What is asked: In the listing below, find every line with the string "levels" and pull it out.

Data rows:
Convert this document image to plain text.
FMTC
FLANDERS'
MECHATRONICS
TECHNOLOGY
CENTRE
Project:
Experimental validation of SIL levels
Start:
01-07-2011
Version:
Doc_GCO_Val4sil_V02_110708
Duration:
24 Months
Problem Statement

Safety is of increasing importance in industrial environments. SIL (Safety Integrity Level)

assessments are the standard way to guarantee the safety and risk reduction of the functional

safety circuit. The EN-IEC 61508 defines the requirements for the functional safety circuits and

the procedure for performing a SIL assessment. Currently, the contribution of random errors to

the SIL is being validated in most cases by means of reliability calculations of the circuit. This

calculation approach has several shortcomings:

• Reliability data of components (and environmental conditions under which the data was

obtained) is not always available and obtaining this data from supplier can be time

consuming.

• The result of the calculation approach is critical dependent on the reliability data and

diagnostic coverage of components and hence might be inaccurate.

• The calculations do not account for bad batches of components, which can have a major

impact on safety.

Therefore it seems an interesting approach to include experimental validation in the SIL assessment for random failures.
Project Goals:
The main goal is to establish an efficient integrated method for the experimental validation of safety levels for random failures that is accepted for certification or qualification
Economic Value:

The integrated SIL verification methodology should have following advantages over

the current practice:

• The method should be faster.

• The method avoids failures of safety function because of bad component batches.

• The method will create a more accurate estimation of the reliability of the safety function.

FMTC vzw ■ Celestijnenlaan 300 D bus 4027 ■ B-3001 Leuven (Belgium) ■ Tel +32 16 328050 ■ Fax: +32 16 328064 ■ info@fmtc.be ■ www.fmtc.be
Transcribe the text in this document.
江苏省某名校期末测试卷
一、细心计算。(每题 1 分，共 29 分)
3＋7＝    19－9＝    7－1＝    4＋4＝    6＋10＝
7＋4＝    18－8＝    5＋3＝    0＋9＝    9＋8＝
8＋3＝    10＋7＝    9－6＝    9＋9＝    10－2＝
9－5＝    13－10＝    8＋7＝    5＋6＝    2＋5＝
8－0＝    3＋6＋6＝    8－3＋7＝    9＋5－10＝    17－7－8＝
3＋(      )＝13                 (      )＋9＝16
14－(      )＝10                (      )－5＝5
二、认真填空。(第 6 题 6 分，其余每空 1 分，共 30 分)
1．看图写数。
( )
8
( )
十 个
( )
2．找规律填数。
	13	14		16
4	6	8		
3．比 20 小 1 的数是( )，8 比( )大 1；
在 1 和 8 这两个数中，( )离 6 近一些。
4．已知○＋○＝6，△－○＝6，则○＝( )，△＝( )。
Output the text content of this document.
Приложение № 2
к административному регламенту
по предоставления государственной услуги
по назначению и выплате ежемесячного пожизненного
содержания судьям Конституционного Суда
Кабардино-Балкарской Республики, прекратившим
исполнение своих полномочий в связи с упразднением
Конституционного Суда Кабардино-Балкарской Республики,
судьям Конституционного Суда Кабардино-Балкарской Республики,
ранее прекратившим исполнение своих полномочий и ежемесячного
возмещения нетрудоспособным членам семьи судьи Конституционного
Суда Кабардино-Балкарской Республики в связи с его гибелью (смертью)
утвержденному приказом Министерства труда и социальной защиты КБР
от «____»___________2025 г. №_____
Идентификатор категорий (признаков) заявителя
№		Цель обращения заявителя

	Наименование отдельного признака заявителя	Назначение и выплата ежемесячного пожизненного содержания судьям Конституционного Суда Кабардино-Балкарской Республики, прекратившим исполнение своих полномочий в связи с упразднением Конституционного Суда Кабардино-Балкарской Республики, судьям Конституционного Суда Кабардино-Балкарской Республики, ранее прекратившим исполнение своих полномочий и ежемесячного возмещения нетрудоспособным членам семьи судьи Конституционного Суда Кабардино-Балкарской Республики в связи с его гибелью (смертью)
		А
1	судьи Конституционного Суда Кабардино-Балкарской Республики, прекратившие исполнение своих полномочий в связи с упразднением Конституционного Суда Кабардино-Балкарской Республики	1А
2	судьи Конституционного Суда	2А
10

Response for this exercise:
Experimental validation of SIL levels
The main goal is to establish an efficient integrated method for the experimental validation of safety levels for random failures that is accepted for certification or qualification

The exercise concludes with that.